[Dataset records]
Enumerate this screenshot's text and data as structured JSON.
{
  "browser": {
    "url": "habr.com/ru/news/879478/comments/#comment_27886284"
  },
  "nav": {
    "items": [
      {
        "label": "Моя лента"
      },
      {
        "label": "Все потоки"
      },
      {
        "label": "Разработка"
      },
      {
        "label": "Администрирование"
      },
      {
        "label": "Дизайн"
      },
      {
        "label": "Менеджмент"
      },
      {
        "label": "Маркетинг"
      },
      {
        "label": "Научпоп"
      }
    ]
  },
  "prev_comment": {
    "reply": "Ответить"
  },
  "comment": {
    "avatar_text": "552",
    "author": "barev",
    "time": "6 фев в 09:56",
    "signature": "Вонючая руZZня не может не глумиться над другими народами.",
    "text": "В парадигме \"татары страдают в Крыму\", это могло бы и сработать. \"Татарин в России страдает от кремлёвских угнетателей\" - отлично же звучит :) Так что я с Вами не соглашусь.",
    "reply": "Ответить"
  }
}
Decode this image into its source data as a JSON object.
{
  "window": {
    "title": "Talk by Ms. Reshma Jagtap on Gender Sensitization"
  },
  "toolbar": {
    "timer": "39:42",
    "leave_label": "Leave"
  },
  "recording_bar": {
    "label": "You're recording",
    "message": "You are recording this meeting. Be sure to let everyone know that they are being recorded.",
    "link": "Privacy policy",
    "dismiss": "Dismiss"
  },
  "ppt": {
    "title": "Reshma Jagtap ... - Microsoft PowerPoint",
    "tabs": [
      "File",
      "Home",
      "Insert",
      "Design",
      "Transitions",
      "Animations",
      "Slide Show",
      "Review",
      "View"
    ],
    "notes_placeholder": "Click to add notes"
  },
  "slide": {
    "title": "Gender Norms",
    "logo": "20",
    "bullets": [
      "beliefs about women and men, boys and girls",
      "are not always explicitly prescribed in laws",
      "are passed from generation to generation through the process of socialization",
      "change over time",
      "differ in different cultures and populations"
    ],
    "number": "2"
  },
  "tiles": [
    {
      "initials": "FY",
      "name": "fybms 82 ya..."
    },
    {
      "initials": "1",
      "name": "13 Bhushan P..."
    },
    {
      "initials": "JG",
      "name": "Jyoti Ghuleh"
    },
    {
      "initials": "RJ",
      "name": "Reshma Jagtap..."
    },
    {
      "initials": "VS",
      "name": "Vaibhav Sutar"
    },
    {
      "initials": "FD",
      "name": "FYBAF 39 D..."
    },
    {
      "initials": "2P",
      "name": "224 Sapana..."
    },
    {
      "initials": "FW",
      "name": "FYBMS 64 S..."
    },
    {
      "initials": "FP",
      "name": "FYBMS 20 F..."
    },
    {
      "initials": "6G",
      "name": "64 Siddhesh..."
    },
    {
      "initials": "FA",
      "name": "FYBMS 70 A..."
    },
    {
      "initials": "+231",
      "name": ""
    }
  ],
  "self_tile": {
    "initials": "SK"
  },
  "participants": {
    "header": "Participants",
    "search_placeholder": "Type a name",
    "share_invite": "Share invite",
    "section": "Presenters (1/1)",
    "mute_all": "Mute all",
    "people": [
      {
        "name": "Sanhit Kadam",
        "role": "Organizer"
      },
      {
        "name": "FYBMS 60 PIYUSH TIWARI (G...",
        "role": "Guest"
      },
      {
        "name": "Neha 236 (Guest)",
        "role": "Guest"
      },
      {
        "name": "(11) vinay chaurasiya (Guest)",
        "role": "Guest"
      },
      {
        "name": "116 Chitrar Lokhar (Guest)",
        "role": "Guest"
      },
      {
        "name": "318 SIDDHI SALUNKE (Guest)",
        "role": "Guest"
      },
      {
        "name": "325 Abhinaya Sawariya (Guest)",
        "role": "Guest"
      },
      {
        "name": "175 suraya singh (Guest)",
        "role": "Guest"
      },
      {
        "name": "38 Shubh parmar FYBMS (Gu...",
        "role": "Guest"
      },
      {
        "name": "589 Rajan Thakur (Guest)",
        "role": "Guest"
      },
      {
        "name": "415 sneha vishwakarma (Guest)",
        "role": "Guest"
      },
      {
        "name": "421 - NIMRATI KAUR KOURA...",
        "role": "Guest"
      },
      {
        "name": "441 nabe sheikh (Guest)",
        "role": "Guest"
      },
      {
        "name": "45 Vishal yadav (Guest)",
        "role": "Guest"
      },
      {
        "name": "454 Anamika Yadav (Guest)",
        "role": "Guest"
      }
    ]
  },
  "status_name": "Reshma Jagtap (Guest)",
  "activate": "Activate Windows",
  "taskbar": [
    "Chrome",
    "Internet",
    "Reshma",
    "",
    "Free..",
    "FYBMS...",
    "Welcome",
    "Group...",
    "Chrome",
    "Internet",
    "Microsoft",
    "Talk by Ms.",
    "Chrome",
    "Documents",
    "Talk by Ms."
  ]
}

PROBLEM DETAILS –
Of all the lines in the listing above, how many include "Reshma"? Write only the number.

TASK ANSWER –
5